[Records from a collection of figures]
++++++++

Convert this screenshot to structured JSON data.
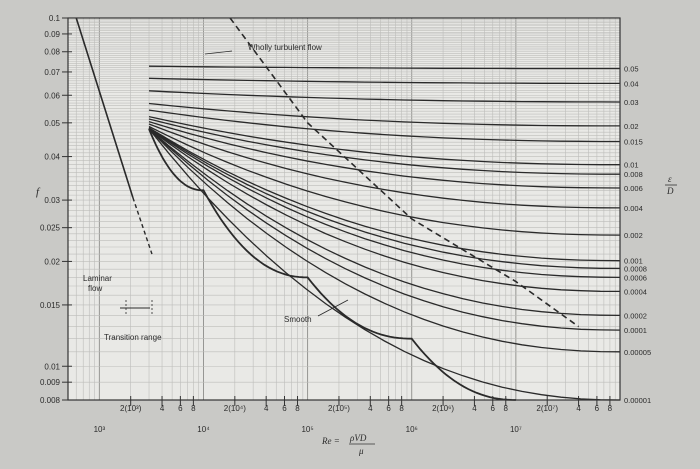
{
  "chart_data": {
    "type": "line",
    "title": "",
    "x_scale": "log",
    "y_scale": "log",
    "xlim": [
      500,
      100000000
    ],
    "ylim": [
      0.008,
      0.1
    ],
    "grid": true,
    "xlabel_lhs": "Re =",
    "xlabel_num": "ρVD",
    "xlabel_den": "μ",
    "ylabel": "f",
    "right_label_num": "ε",
    "right_label_den": "D",
    "y_ticks": [
      {
        "v": 0.1,
        "label": "0.1"
      },
      {
        "v": 0.09,
        "label": "0.09"
      },
      {
        "v": 0.08,
        "label": "0.08"
      },
      {
        "v": 0.07,
        "label": "0.07"
      },
      {
        "v": 0.06,
        "label": "0.06"
      },
      {
        "v": 0.05,
        "label": "0.05"
      },
      {
        "v": 0.04,
        "label": "0.04"
      },
      {
        "v": 0.03,
        "label": "0.03"
      },
      {
        "v": 0.025,
        "label": "0.025"
      },
      {
        "v": 0.02,
        "label": "0.02"
      },
      {
        "v": 0.015,
        "label": "0.015"
      },
      {
        "v": 0.01,
        "label": "0.01"
      },
      {
        "v": 0.009,
        "label": "0.009"
      },
      {
        "v": 0.008,
        "label": "0.008"
      }
    ],
    "x_ticks_upper": [
      {
        "v": 2000,
        "label": "2(10³)"
      },
      {
        "v": 4000,
        "label": "4"
      },
      {
        "v": 6000,
        "label": "6"
      },
      {
        "v": 8000,
        "label": "8"
      },
      {
        "v": 20000,
        "label": "2(10⁴)"
      },
      {
        "v": 40000,
        "label": "4"
      },
      {
        "v": 60000,
        "label": "6"
      },
      {
        "v": 80000,
        "label": "8"
      },
      {
        "v": 200000,
        "label": "2(10⁵)"
      },
      {
        "v": 400000,
        "label": "4"
      },
      {
        "v": 600000,
        "label": "6"
      },
      {
        "v": 800000,
        "label": "8"
      },
      {
        "v": 2000000,
        "label": "2(10⁶)"
      },
      {
        "v": 4000000,
        "label": "4"
      },
      {
        "v": 6000000,
        "label": "6"
      },
      {
        "v": 8000000,
        "label": "8"
      },
      {
        "v": 20000000,
        "label": "2(10⁷)"
      },
      {
        "v": 40000000,
        "label": "4"
      },
      {
        "v": 60000000,
        "label": "6"
      },
      {
        "v": 80000000,
        "label": "8"
      }
    ],
    "x_ticks_lower": [
      {
        "v": 1000,
        "label": "10³"
      },
      {
        "v": 10000,
        "label": "10⁴"
      },
      {
        "v": 100000,
        "label": "10⁵"
      },
      {
        "v": 1000000,
        "label": "10⁶"
      },
      {
        "v": 10000000,
        "label": "10⁷"
      }
    ],
    "series": [
      {
        "name": "0.05",
        "x": [
          3000,
          100000000
        ],
        "y": [
          0.0727,
          0.0716
        ]
      },
      {
        "name": "0.04",
        "x": [
          3000,
          100000000
        ],
        "y": [
          0.0671,
          0.0649
        ]
      },
      {
        "name": "0.03",
        "x": [
          3000,
          100000000
        ],
        "y": [
          0.0618,
          0.0574
        ]
      },
      {
        "name": "0.02",
        "x": [
          3000,
          100000000
        ],
        "y": [
          0.0568,
          0.049
        ]
      },
      {
        "name": "0.015",
        "x": [
          3000,
          100000000
        ],
        "y": [
          0.0544,
          0.0442
        ]
      },
      {
        "name": "0.01",
        "x": [
          3000,
          100000000
        ],
        "y": [
          0.0521,
          0.0379
        ]
      },
      {
        "name": "0.008",
        "x": [
          3000,
          100000000
        ],
        "y": [
          0.0513,
          0.0356
        ]
      },
      {
        "name": "0.006",
        "x": [
          3000,
          100000000
        ],
        "y": [
          0.0504,
          0.0325
        ]
      },
      {
        "name": "0.004",
        "x": [
          3000,
          100000000
        ],
        "y": [
          0.0496,
          0.0285
        ]
      },
      {
        "name": "0.002",
        "x": [
          3000,
          100000000
        ],
        "y": [
          0.0488,
          0.0238
        ]
      },
      {
        "name": "0.001",
        "x": [
          3000,
          100000000
        ],
        "y": [
          0.0484,
          0.0201
        ]
      },
      {
        "name": "0.0008",
        "x": [
          3000,
          100000000
        ],
        "y": [
          0.0483,
          0.0191
        ]
      },
      {
        "name": "0.0006",
        "x": [
          3000,
          100000000
        ],
        "y": [
          0.0482,
          0.018
        ]
      },
      {
        "name": "0.0004",
        "x": [
          3000,
          100000000
        ],
        "y": [
          0.0481,
          0.0164
        ]
      },
      {
        "name": "0.0002",
        "x": [
          3000,
          100000000
        ],
        "y": [
          0.048,
          0.014
        ]
      },
      {
        "name": "0.0001",
        "x": [
          3000,
          100000000
        ],
        "y": [
          0.048,
          0.0127
        ]
      },
      {
        "name": "0.00005",
        "x": [
          3000,
          100000000
        ],
        "y": [
          0.048,
          0.011
        ]
      },
      {
        "name": "0.00001",
        "x": [
          3000,
          100000000
        ],
        "y": [
          0.048,
          0.008
        ]
      },
      {
        "name": "Smooth",
        "x": [
          3000,
          10000,
          100000,
          1000000,
          10000000
        ],
        "y": [
          0.048,
          0.032,
          0.018,
          0.012,
          0.008
        ]
      }
    ],
    "laminar": {
      "name": "Laminar flow",
      "x": [
        600,
        2100
      ],
      "y": [
        0.1,
        0.0305
      ]
    },
    "turbulent_boundary": {
      "x": [
        18000,
        100000,
        1000000,
        10000000,
        40000000
      ],
      "y": [
        0.1,
        0.05,
        0.0265,
        0.0175,
        0.013
      ]
    },
    "annotations": {
      "wholly_turbulent": "Wholly turbulent flow",
      "laminar_1": "Laminar",
      "laminar_2": "flow",
      "transition": "Transition range",
      "smooth": "Smooth"
    }
  }
}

++++++++

EXERCISE DETAILS → Write every entry out again exactly, dropping the pictures.

ANSWER TO THE PROBLEM →
Convert this screenshot to structured JSON data.
{
  "chart_data": {
    "type": "line",
    "title": "",
    "x_scale": "log",
    "y_scale": "log",
    "xlim": [
      500,
      100000000
    ],
    "ylim": [
      0.008,
      0.1
    ],
    "grid": true,
    "xlabel_lhs": "Re =",
    "xlabel_num": "ρVD",
    "xlabel_den": "μ",
    "ylabel": "f",
    "right_label_num": "ε",
    "right_label_den": "D",
    "y_ticks": [
      {
        "v": 0.1,
        "label": "0.1"
      },
      {
        "v": 0.09,
        "label": "0.09"
      },
      {
        "v": 0.08,
        "label": "0.08"
      },
      {
        "v": 0.07,
        "label": "0.07"
      },
      {
        "v": 0.06,
        "label": "0.06"
      },
      {
        "v": 0.05,
        "label": "0.05"
      },
      {
        "v": 0.04,
        "label": "0.04"
      },
      {
        "v": 0.03,
        "label": "0.03"
      },
      {
        "v": 0.025,
        "label": "0.025"
      },
      {
        "v": 0.02,
        "label": "0.02"
      },
      {
        "v": 0.015,
        "label": "0.015"
      },
      {
        "v": 0.01,
        "label": "0.01"
      },
      {
        "v": 0.009,
        "label": "0.009"
      },
      {
        "v": 0.008,
        "label": "0.008"
      }
    ],
    "x_ticks_upper": [
      {
        "v": 2000,
        "label": "2(10³)"
      },
      {
        "v": 4000,
        "label": "4"
      },
      {
        "v": 6000,
        "label": "6"
      },
      {
        "v": 8000,
        "label": "8"
      },
      {
        "v": 20000,
        "label": "2(10⁴)"
      },
      {
        "v": 40000,
        "label": "4"
      },
      {
        "v": 60000,
        "label": "6"
      },
      {
        "v": 80000,
        "label": "8"
      },
      {
        "v": 200000,
        "label": "2(10⁵)"
      },
      {
        "v": 400000,
        "label": "4"
      },
      {
        "v": 600000,
        "label": "6"
      },
      {
        "v": 800000,
        "label": "8"
      },
      {
        "v": 2000000,
        "label": "2(10⁶)"
      },
      {
        "v": 4000000,
        "label": "4"
      },
      {
        "v": 6000000,
        "label": "6"
      },
      {
        "v": 8000000,
        "label": "8"
      },
      {
        "v": 20000000,
        "label": "2(10⁷)"
      },
      {
        "v": 40000000,
        "label": "4"
      },
      {
        "v": 60000000,
        "label": "6"
      },
      {
        "v": 80000000,
        "label": "8"
      }
    ],
    "x_ticks_lower": [
      {
        "v": 1000,
        "label": "10³"
      },
      {
        "v": 10000,
        "label": "10⁴"
      },
      {
        "v": 100000,
        "label": "10⁵"
      },
      {
        "v": 1000000,
        "label": "10⁶"
      },
      {
        "v": 10000000,
        "label": "10⁷"
      }
    ],
    "series": [
      {
        "name": "0.05",
        "x": [
          3000,
          100000000
        ],
        "y": [
          0.0727,
          0.0716
        ]
      },
      {
        "name": "0.04",
        "x": [
          3000,
          100000000
        ],
        "y": [
          0.0671,
          0.0649
        ]
      },
      {
        "name": "0.03",
        "x": [
          3000,
          100000000
        ],
        "y": [
          0.0618,
          0.0574
        ]
      },
      {
        "name": "0.02",
        "x": [
          3000,
          100000000
        ],
        "y": [
          0.0568,
          0.049
        ]
      },
      {
        "name": "0.015",
        "x": [
          3000,
          100000000
        ],
        "y": [
          0.0544,
          0.0442
        ]
      },
      {
        "name": "0.01",
        "x": [
          3000,
          100000000
        ],
        "y": [
          0.0521,
          0.0379
        ]
      },
      {
        "name": "0.008",
        "x": [
          3000,
          100000000
        ],
        "y": [
          0.0513,
          0.0356
        ]
      },
      {
        "name": "0.006",
        "x": [
          3000,
          100000000
        ],
        "y": [
          0.0504,
          0.0325
        ]
      },
      {
        "name": "0.004",
        "x": [
          3000,
          100000000
        ],
        "y": [
          0.0496,
          0.0285
        ]
      },
      {
        "name": "0.002",
        "x": [
          3000,
          100000000
        ],
        "y": [
          0.0488,
          0.0238
        ]
      },
      {
        "name": "0.001",
        "x": [
          3000,
          100000000
        ],
        "y": [
          0.0484,
          0.0201
        ]
      },
      {
        "name": "0.0008",
        "x": [
          3000,
          100000000
        ],
        "y": [
          0.0483,
          0.0191
        ]
      },
      {
        "name": "0.0006",
        "x": [
          3000,
          100000000
        ],
        "y": [
          0.0482,
          0.018
        ]
      },
      {
        "name": "0.0004",
        "x": [
          3000,
          100000000
        ],
        "y": [
          0.0481,
          0.0164
        ]
      },
      {
        "name": "0.0002",
        "x": [
          3000,
          100000000
        ],
        "y": [
          0.048,
          0.014
        ]
      },
      {
        "name": "0.0001",
        "x": [
          3000,
          100000000
        ],
        "y": [
          0.048,
          0.0127
        ]
      },
      {
        "name": "0.00005",
        "x": [
          3000,
          100000000
        ],
        "y": [
          0.048,
          0.011
        ]
      },
      {
        "name": "0.00001",
        "x": [
          3000,
          100000000
        ],
        "y": [
          0.048,
          0.008
        ]
      },
      {
        "name": "Smooth",
        "x": [
          3000,
          10000,
          100000,
          1000000,
          10000000
        ],
        "y": [
          0.048,
          0.032,
          0.018,
          0.012,
          0.008
        ]
      }
    ],
    "laminar": {
      "name": "Laminar flow",
      "x": [
        600,
        2100
      ],
      "y": [
        0.1,
        0.0305
      ]
    },
    "turbulent_boundary": {
      "x": [
        18000,
        100000,
        1000000,
        10000000,
        40000000
      ],
      "y": [
        0.1,
        0.05,
        0.0265,
        0.0175,
        0.013
      ]
    },
    "annotations": {
      "wholly_turbulent": "Wholly turbulent flow",
      "laminar_1": "Laminar",
      "laminar_2": "flow",
      "transition": "Transition range",
      "smooth": "Smooth"
    }
  }
}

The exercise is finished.